Do this.
Your task is to copy every line of the records below that contains "CHARGING".

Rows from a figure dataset
--

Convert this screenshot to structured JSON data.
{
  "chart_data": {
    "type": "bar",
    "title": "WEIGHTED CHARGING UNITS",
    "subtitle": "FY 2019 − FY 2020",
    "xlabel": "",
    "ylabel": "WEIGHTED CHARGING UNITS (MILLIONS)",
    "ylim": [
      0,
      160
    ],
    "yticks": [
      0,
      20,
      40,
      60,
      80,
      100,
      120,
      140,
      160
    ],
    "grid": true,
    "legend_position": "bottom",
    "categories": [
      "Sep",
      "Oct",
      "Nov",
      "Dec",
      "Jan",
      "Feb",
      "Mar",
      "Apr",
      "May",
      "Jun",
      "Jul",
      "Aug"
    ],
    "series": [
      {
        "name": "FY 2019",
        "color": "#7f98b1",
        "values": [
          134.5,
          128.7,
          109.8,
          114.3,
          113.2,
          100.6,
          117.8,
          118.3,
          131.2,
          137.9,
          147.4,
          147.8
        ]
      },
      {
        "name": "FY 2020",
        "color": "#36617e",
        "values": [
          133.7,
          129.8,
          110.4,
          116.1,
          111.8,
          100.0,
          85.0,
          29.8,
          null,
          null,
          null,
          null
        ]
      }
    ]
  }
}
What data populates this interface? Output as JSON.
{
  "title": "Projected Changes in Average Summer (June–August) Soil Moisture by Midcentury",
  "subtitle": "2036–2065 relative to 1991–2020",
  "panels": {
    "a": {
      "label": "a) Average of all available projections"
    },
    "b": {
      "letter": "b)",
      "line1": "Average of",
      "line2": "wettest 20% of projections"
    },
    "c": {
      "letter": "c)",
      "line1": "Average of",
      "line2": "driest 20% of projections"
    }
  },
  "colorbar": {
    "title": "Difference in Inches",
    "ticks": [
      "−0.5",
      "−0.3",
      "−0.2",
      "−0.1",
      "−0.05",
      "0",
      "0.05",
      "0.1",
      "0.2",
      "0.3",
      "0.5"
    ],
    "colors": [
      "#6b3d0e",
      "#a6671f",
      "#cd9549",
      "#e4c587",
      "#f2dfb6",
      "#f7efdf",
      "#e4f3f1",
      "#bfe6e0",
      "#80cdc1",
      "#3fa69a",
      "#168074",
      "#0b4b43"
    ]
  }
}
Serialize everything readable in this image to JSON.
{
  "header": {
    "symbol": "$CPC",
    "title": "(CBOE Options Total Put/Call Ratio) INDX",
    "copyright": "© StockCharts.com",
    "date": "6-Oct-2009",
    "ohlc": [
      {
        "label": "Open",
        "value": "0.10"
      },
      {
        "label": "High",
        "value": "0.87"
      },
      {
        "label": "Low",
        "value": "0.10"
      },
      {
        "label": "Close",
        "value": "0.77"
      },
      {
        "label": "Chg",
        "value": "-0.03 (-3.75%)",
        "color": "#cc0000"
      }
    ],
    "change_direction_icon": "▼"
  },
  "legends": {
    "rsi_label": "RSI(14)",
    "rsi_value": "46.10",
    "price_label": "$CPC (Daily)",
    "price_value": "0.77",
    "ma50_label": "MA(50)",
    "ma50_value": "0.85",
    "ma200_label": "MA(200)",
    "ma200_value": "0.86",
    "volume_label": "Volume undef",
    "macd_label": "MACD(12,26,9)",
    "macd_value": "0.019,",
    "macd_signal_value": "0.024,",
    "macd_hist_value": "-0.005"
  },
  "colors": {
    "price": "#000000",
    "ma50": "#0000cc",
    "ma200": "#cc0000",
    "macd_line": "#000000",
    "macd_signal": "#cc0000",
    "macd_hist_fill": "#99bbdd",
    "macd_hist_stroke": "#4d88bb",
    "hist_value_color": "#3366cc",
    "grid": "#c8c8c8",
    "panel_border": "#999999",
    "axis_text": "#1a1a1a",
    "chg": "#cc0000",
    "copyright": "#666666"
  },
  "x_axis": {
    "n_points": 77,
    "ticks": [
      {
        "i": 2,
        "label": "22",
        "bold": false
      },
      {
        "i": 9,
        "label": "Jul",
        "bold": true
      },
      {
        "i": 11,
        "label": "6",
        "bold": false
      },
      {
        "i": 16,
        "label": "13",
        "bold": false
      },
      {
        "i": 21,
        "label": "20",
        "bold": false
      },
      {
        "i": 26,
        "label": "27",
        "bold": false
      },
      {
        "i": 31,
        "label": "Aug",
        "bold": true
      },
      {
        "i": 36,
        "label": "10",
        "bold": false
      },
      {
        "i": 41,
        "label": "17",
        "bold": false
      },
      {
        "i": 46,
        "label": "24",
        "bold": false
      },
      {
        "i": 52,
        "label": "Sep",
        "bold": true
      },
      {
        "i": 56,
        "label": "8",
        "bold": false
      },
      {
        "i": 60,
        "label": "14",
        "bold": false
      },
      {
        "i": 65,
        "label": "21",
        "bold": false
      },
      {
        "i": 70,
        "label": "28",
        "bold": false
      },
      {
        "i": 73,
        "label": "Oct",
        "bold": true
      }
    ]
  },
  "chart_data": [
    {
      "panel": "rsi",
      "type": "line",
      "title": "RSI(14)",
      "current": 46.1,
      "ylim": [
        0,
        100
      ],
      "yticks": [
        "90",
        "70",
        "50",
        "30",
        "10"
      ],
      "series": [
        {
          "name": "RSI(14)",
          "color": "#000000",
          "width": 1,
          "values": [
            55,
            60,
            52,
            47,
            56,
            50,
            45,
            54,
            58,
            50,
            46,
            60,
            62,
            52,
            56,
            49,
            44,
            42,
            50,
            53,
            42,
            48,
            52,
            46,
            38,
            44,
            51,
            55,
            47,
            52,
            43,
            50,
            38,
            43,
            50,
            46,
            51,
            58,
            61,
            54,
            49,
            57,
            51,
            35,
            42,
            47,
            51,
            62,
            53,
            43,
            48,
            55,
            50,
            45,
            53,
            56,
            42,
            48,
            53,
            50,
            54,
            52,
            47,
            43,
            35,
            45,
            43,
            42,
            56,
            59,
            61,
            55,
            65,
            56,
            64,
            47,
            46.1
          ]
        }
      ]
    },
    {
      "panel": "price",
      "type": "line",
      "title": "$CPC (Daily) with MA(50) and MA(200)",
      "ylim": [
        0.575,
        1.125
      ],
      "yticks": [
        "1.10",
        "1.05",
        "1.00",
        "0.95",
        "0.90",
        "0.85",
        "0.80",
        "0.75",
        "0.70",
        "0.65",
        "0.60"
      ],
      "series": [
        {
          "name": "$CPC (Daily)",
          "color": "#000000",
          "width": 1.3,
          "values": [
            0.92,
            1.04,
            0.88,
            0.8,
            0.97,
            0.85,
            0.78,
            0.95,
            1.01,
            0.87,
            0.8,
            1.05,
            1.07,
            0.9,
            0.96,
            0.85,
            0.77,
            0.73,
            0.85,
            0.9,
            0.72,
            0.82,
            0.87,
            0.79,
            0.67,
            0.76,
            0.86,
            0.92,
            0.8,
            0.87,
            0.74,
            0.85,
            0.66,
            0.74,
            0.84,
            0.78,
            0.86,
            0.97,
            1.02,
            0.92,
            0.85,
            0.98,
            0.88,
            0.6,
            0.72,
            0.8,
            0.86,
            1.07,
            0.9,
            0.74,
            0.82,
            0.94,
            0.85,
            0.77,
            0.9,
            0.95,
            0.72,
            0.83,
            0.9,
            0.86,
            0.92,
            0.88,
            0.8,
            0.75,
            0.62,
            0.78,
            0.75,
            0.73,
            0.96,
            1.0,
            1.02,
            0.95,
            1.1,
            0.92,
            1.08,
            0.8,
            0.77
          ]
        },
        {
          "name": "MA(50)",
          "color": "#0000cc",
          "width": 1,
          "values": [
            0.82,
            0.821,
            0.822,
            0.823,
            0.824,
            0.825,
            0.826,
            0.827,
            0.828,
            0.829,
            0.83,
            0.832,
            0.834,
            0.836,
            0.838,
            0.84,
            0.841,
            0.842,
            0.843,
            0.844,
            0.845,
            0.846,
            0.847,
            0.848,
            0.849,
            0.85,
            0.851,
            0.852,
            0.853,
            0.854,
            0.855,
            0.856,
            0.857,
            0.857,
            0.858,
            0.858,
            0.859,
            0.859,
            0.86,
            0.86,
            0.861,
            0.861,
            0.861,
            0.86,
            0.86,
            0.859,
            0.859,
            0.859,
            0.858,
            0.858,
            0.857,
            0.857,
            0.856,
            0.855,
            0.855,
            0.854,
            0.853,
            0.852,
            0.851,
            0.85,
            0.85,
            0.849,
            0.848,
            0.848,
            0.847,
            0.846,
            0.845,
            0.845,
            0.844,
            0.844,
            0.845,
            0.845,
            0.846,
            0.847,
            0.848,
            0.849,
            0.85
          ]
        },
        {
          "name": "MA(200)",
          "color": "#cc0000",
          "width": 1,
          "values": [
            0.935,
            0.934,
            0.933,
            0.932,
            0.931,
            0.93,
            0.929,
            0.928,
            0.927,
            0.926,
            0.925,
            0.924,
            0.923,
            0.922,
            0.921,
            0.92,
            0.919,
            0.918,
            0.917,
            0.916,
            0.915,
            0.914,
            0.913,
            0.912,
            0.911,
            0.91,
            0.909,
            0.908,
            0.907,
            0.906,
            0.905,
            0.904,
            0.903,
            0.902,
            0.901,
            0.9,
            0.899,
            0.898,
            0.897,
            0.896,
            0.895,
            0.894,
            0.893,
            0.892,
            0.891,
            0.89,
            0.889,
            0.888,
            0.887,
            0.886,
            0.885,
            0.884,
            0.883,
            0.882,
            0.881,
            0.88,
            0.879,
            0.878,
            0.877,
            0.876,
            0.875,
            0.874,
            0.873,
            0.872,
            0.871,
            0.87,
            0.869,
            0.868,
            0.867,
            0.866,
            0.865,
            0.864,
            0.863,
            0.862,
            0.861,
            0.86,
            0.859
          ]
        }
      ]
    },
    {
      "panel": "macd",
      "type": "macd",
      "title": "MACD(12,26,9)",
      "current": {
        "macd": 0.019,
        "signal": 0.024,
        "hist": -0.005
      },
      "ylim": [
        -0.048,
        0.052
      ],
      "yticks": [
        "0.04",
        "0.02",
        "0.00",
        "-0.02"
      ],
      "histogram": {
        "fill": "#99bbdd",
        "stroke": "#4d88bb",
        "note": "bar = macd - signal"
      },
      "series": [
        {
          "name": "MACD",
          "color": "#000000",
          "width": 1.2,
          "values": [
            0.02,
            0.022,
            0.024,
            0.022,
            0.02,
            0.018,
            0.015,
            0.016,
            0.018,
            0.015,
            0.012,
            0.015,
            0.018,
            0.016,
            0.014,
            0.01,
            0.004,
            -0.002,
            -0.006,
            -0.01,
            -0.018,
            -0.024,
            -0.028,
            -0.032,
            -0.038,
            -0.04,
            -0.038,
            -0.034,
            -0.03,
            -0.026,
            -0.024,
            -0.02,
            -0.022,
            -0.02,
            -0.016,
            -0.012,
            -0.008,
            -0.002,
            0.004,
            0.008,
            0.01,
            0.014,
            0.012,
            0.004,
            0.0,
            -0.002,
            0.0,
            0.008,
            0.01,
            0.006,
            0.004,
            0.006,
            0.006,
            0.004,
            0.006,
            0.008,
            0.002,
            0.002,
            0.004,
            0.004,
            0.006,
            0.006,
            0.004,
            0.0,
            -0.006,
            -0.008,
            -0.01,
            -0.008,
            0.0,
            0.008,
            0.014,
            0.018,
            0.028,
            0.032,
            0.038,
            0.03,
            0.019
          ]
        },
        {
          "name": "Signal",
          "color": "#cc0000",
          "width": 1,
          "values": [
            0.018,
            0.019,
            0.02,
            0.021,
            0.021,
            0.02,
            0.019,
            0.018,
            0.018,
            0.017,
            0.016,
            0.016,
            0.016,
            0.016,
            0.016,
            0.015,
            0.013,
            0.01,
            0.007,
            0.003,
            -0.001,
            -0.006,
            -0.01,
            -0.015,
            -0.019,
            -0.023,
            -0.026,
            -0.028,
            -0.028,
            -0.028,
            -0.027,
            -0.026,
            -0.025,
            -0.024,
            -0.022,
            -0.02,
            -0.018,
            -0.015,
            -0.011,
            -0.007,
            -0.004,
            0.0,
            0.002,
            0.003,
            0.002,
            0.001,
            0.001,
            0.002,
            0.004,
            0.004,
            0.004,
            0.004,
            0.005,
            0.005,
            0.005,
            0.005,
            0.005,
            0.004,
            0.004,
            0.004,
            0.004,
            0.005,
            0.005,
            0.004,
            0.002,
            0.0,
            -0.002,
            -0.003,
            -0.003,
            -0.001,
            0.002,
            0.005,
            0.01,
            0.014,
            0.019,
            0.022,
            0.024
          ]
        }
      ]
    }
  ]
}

--

The result.
    "title": "WEIGHTED CHARGING UNITS",
    "ylabel": "WEIGHTED CHARGING UNITS (MILLIONS)",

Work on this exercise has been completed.